DIRECTIONS
Write out the whole of the material exactly.

Excerpt from a dataset:

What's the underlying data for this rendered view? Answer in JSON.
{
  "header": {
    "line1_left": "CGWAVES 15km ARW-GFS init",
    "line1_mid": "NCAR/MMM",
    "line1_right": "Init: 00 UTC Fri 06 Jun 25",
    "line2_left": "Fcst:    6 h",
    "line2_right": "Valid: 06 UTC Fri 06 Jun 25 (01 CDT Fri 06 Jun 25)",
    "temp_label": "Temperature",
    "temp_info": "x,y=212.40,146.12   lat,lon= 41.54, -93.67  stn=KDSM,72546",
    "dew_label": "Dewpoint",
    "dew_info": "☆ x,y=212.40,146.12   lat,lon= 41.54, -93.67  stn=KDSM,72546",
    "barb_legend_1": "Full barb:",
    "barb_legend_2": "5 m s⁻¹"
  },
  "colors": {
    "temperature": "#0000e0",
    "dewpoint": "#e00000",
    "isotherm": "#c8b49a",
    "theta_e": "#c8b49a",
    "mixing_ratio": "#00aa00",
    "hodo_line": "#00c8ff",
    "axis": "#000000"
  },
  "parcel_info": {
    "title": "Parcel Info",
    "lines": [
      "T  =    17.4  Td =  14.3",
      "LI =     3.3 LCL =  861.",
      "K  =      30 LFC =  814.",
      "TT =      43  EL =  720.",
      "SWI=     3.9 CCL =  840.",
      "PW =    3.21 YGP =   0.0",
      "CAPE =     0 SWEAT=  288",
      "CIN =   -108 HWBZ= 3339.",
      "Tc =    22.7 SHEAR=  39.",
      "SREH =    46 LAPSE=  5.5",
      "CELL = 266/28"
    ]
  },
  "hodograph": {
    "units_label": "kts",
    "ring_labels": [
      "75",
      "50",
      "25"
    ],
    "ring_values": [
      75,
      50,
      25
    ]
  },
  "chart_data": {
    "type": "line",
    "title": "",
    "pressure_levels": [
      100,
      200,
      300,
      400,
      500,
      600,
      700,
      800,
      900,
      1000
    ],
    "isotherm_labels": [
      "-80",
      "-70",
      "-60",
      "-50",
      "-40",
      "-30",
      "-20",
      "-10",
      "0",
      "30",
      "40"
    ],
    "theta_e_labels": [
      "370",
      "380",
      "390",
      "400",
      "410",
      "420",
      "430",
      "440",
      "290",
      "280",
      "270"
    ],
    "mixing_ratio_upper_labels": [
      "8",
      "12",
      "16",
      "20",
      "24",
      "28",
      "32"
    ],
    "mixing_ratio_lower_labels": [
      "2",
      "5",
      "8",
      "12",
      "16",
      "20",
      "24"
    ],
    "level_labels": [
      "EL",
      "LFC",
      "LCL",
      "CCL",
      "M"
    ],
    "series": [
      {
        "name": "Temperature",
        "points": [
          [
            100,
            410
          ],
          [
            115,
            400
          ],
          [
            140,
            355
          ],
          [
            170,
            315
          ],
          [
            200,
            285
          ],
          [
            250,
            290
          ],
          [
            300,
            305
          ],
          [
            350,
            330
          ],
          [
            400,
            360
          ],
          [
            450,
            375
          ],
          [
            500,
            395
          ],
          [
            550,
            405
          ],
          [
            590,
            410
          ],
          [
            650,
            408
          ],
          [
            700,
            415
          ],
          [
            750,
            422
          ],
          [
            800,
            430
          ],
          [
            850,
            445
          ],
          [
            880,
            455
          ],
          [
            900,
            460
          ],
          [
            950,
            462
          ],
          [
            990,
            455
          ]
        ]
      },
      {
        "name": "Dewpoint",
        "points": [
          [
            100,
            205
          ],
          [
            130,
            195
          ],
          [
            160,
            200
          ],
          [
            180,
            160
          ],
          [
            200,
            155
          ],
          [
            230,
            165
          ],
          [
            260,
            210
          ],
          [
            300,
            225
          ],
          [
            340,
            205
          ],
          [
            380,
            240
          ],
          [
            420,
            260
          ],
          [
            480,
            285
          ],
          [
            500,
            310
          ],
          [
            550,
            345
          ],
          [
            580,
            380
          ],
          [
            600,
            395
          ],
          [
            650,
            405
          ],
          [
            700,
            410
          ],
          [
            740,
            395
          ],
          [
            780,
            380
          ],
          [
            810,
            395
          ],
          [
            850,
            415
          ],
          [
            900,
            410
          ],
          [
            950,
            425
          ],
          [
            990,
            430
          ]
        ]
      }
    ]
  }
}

EXERCISE ANSWER
What's the underlying data for this rendered view? Answer in JSON.
{
  "header": {
    "line1_left": "CGWAVES 15km ARW-GFS init",
    "line1_mid": "NCAR/MMM",
    "line1_right": "Init: 00 UTC Fri 06 Jun 25",
    "line2_left": "Fcst:    6 h",
    "line2_right": "Valid: 06 UTC Fri 06 Jun 25 (01 CDT Fri 06 Jun 25)",
    "temp_label": "Temperature",
    "temp_info": "x,y=212.40,146.12   lat,lon= 41.54, -93.67  stn=KDSM,72546",
    "dew_label": "Dewpoint",
    "dew_info": "☆ x,y=212.40,146.12   lat,lon= 41.54, -93.67  stn=KDSM,72546",
    "barb_legend_1": "Full barb:",
    "barb_legend_2": "5 m s⁻¹"
  },
  "colors": {
    "temperature": "#0000e0",
    "dewpoint": "#e00000",
    "isotherm": "#c8b49a",
    "theta_e": "#c8b49a",
    "mixing_ratio": "#00aa00",
    "hodo_line": "#00c8ff",
    "axis": "#000000"
  },
  "parcel_info": {
    "title": "Parcel Info",
    "lines": [
      "T  =    17.4  Td =  14.3",
      "LI =     3.3 LCL =  861.",
      "K  =      30 LFC =  814.",
      "TT =      43  EL =  720.",
      "SWI=     3.9 CCL =  840.",
      "PW =    3.21 YGP =   0.0",
      "CAPE =     0 SWEAT=  288",
      "CIN =   -108 HWBZ= 3339.",
      "Tc =    22.7 SHEAR=  39.",
      "SREH =    46 LAPSE=  5.5",
      "CELL = 266/28"
    ]
  },
  "hodograph": {
    "units_label": "kts",
    "ring_labels": [
      "75",
      "50",
      "25"
    ],
    "ring_values": [
      75,
      50,
      25
    ]
  },
  "chart_data": {
    "type": "line",
    "title": "",
    "pressure_levels": [
      100,
      200,
      300,
      400,
      500,
      600,
      700,
      800,
      900,
      1000
    ],
    "isotherm_labels": [
      "-80",
      "-70",
      "-60",
      "-50",
      "-40",
      "-30",
      "-20",
      "-10",
      "0",
      "30",
      "40"
    ],
    "theta_e_labels": [
      "370",
      "380",
      "390",
      "400",
      "410",
      "420",
      "430",
      "440",
      "290",
      "280",
      "270"
    ],
    "mixing_ratio_upper_labels": [
      "8",
      "12",
      "16",
      "20",
      "24",
      "28",
      "32"
    ],
    "mixing_ratio_lower_labels": [
      "2",
      "5",
      "8",
      "12",
      "16",
      "20",
      "24"
    ],
    "level_labels": [
      "EL",
      "LFC",
      "LCL",
      "CCL",
      "M"
    ],
    "series": [
      {
        "name": "Temperature",
        "points": [
          [
            100,
            410
          ],
          [
            115,
            400
          ],
          [
            140,
            355
          ],
          [
            170,
            315
          ],
          [
            200,
            285
          ],
          [
            250,
            290
          ],
          [
            300,
            305
          ],
          [
            350,
            330
          ],
          [
            400,
            360
          ],
          [
            450,
            375
          ],
          [
            500,
            395
          ],
          [
            550,
            405
          ],
          [
            590,
            410
          ],
          [
            650,
            408
          ],
          [
            700,
            415
          ],
          [
            750,
            422
          ],
          [
            800,
            430
          ],
          [
            850,
            445
          ],
          [
            880,
            455
          ],
          [
            900,
            460
          ],
          [
            950,
            462
          ],
          [
            990,
            455
          ]
        ]
      },
      {
        "name": "Dewpoint",
        "points": [
          [
            100,
            205
          ],
          [
            130,
            195
          ],
          [
            160,
            200
          ],
          [
            180,
            160
          ],
          [
            200,
            155
          ],
          [
            230,
            165
          ],
          [
            260,
            210
          ],
          [
            300,
            225
          ],
          [
            340,
            205
          ],
          [
            380,
            240
          ],
          [
            420,
            260
          ],
          [
            480,
            285
          ],
          [
            500,
            310
          ],
          [
            550,
            345
          ],
          [
            580,
            380
          ],
          [
            600,
            395
          ],
          [
            650,
            405
          ],
          [
            700,
            410
          ],
          [
            740,
            395
          ],
          [
            780,
            380
          ],
          [
            810,
            395
          ],
          [
            850,
            415
          ],
          [
            900,
            410
          ],
          [
            950,
            425
          ],
          [
            990,
            430
          ]
        ]
      }
    ]
  }
}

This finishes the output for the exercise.